**Exercise prompt:** Search the records for the word "minimo" and pick out every line that has it.

━━━━

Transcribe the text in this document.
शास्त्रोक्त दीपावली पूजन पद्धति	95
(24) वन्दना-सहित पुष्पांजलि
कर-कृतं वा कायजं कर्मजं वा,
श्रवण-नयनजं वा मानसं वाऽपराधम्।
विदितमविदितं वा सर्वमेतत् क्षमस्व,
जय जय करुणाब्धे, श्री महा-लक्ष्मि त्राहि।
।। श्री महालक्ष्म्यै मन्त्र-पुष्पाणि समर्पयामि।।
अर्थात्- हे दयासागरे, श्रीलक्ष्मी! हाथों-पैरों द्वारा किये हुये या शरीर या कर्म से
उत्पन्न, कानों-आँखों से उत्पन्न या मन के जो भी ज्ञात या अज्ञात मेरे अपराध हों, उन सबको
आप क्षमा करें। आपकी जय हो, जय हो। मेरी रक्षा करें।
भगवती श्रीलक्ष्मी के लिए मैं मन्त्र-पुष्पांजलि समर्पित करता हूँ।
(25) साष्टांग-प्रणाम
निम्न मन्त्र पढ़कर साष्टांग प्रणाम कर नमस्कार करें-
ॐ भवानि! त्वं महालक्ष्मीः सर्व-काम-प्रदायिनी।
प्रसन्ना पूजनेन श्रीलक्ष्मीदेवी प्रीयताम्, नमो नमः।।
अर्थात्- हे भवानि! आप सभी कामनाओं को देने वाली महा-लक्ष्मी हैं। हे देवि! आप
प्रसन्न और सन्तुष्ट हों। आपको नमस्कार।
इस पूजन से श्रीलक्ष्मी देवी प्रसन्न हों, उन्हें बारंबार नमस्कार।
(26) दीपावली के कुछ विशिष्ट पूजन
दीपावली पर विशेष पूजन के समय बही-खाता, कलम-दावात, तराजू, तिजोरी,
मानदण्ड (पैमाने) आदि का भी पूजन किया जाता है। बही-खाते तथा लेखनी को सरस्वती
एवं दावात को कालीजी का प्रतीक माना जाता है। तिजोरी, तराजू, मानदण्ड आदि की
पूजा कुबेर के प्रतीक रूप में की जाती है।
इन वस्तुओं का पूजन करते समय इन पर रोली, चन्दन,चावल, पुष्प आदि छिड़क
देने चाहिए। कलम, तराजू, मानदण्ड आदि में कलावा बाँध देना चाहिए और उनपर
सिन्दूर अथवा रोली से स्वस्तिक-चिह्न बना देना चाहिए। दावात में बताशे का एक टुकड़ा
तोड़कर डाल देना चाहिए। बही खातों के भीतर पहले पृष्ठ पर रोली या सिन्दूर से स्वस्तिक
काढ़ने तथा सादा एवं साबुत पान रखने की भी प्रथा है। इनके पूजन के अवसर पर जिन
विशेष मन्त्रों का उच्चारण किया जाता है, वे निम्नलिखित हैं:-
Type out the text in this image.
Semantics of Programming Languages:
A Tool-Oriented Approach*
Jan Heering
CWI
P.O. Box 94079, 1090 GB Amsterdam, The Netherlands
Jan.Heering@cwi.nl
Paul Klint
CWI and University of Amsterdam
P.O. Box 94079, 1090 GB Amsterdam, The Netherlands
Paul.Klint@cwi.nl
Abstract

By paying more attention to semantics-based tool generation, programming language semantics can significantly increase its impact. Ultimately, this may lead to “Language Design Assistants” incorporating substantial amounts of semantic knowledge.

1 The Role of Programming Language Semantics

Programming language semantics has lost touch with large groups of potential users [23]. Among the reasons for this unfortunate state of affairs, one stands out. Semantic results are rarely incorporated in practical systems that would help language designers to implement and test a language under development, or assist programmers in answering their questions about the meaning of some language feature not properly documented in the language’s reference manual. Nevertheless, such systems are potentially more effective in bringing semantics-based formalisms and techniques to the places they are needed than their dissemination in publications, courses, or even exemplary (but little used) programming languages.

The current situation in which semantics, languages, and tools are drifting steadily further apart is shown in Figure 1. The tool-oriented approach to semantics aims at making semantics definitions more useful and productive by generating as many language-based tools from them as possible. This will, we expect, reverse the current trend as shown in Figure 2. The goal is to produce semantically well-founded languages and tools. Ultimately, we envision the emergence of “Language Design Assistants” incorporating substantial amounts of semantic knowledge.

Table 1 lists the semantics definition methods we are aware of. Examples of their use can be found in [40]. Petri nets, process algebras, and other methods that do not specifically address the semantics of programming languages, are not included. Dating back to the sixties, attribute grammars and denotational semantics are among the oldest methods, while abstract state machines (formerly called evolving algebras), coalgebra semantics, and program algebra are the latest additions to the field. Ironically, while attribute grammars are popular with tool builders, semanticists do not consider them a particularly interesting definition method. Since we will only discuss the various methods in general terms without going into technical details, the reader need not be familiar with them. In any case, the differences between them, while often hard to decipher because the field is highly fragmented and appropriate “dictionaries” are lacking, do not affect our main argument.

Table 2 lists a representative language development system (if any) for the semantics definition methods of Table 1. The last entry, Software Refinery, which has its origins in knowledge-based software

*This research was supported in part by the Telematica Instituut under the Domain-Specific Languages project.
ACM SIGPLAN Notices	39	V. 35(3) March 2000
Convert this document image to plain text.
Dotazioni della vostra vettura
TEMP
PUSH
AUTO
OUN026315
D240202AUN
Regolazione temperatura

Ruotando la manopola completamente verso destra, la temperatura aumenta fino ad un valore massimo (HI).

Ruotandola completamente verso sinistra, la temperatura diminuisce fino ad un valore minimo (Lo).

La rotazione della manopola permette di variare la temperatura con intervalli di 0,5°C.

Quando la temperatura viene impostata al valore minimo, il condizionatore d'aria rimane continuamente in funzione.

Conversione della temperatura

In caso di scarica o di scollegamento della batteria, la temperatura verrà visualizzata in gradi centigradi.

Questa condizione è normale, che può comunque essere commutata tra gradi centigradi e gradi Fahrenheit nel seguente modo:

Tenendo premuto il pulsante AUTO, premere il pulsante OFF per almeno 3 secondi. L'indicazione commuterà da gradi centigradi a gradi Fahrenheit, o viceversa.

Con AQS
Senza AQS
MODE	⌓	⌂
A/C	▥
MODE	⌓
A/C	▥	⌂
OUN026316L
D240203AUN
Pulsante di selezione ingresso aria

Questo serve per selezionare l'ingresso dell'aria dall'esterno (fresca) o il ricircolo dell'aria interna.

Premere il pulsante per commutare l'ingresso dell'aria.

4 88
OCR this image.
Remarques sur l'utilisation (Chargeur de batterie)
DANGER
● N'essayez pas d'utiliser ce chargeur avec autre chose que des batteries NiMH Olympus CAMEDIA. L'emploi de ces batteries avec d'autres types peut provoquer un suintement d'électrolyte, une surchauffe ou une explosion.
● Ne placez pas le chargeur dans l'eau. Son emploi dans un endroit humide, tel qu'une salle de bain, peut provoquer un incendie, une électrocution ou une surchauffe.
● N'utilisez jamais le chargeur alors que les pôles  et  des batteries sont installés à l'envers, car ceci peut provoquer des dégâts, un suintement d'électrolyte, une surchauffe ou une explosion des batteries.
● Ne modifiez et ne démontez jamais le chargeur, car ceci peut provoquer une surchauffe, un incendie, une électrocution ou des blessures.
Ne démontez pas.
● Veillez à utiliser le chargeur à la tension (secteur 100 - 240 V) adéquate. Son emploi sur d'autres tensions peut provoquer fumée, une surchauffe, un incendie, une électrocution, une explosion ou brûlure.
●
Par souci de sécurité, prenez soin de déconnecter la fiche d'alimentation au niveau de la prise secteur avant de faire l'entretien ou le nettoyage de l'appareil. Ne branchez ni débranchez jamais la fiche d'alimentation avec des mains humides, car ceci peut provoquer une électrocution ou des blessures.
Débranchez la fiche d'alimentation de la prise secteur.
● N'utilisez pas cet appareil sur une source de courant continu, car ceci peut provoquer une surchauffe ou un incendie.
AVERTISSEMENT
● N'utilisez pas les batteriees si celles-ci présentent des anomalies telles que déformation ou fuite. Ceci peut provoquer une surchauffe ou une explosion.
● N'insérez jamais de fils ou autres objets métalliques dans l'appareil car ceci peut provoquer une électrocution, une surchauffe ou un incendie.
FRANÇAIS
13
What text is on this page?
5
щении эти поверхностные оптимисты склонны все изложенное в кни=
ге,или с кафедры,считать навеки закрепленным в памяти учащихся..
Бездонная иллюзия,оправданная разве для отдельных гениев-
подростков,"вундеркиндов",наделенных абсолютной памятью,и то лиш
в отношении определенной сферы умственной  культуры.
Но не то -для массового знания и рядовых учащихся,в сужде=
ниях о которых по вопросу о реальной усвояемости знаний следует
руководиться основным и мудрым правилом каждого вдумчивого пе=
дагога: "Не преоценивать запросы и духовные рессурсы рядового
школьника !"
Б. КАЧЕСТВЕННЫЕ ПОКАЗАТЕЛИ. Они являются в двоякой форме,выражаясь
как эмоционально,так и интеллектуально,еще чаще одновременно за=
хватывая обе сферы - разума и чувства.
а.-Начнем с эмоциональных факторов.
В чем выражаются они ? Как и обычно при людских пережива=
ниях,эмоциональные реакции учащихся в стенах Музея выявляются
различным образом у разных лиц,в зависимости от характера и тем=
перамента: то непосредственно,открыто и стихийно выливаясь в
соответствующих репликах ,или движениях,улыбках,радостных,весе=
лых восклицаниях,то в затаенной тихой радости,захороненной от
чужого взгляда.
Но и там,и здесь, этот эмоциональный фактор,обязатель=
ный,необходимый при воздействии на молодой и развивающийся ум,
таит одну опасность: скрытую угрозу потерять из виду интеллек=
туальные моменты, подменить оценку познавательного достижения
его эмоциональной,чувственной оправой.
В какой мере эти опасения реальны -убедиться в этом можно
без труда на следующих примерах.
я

━━━━

**Expected answer:**
Ruotandola completamente verso sinistra, la temperatura diminuisce fino ad un valore minimo (Lo).
Quando la temperatura viene impostata al valore minimo, il condizionatore d'aria rimane continuamente in funzione.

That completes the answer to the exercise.